### Problem details:
Records follow. Select each line holding "this".

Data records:

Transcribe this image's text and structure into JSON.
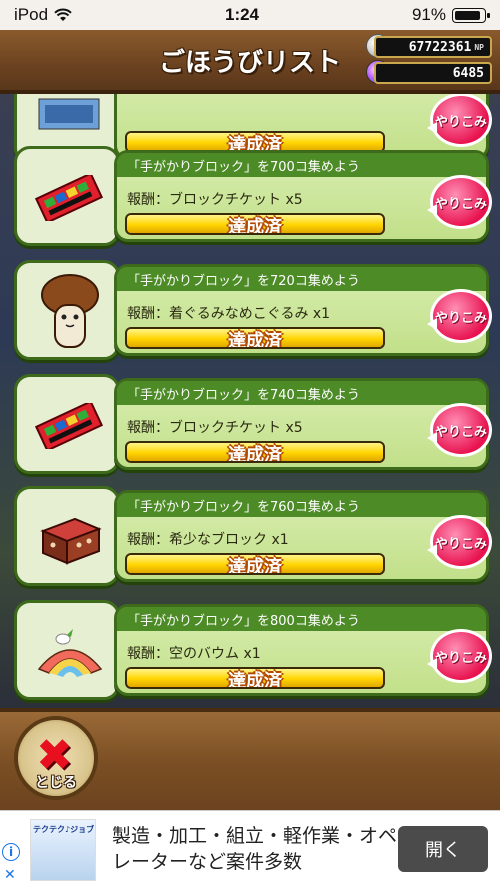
{
  "status_bar": {
    "carrier": "iPod",
    "time": "1:24",
    "battery": "91%",
    "battery_level": 0.91
  },
  "header": {
    "title": "ごほうびリスト",
    "np_value": "67722361",
    "np_unit": "NP",
    "gem_value": "6485"
  },
  "colors": {
    "accent_green": "#4c8b26",
    "button_pink": "#e8124f",
    "bar_yellow": "#ffd400"
  },
  "rewards": [
    {
      "title": "",
      "reward": "",
      "status": "達成済",
      "button": "やりこみ",
      "icon": "ticket-icon",
      "progress": 1
    },
    {
      "title": "「手がかりブロック」を700コ集めよう",
      "reward": "報酬：ブロックチケット x5",
      "status": "達成済",
      "button": "やりこみ",
      "icon": "block-ticket-icon",
      "progress": 1
    },
    {
      "title": "「手がかりブロック」を720コ集めよう",
      "reward": "報酬：着ぐるみなめこぐるみ x1",
      "status": "達成済",
      "button": "やりこみ",
      "icon": "nameko-costume-icon",
      "progress": 1
    },
    {
      "title": "「手がかりブロック」を740コ集めよう",
      "reward": "報酬：ブロックチケット x5",
      "status": "達成済",
      "button": "やりこみ",
      "icon": "block-ticket-icon",
      "progress": 1
    },
    {
      "title": "「手がかりブロック」を760コ集めよう",
      "reward": "報酬：希少なブロック x1",
      "status": "達成済",
      "button": "やりこみ",
      "icon": "rare-block-icon",
      "progress": 1
    },
    {
      "title": "「手がかりブロック」を800コ集めよう",
      "reward": "報酬：空のバウム x1",
      "status": "達成済",
      "button": "やりこみ",
      "icon": "rainbow-baum-icon",
      "progress": 1
    }
  ],
  "footer": {
    "close_label": "とじる"
  },
  "ad": {
    "logo_text": "テクテク♪ジョブ",
    "text": "製造・加工・組立・軽作業・オペレーターなど案件多数",
    "button": "開く"
  }
}
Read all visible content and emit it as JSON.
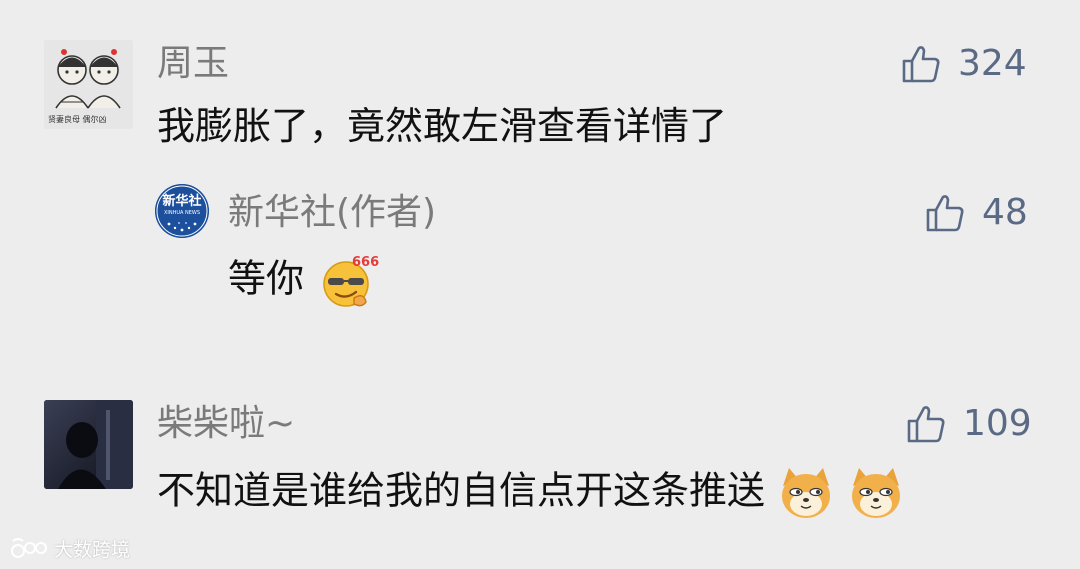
{
  "comments": [
    {
      "author": "周玉",
      "text": "我膨胀了，竟然敢左滑查看详情了",
      "likes": "324",
      "avatar_icon": "sketch-avatar-icon",
      "avatar_caption": "贤妻良母  偶尔凶"
    },
    {
      "author": "新华社(作者)",
      "text": "等你",
      "likes": "48",
      "avatar_icon": "xinhua-logo-icon",
      "avatar_logo_cn": "新华社",
      "avatar_logo_en": "XINHUA NEWS",
      "emoji": "666-emoji-icon",
      "emoji_text": "666"
    },
    {
      "author": "柴柴啦~",
      "text": "不知道是谁给我的自信点开这条推送",
      "likes": "109",
      "avatar_icon": "dark-photo-avatar-icon",
      "emoji": "doge-emoji-icon"
    }
  ],
  "watermark": {
    "text": "大数跨境",
    "icon": "weibo-logo-icon"
  },
  "colors": {
    "background": "#ededed",
    "name": "#7a7a7a",
    "text": "#111111",
    "like": "#5a6a85",
    "xinhua_blue": "#1c4f9c"
  }
}
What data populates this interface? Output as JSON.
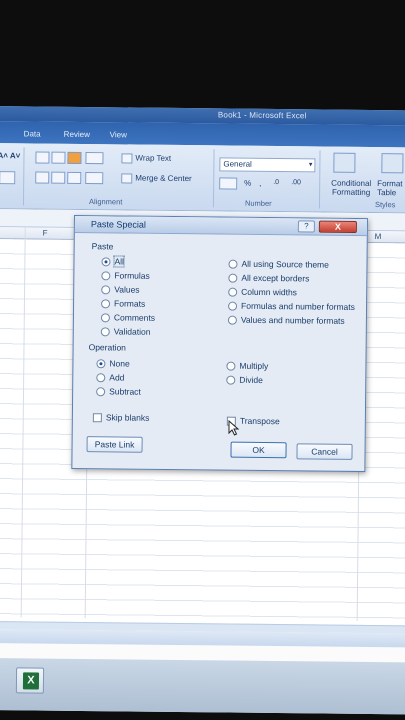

### Exercise result:
Transcribe this image's text and structure into JSON.
What data populates this interface? Output as JSON.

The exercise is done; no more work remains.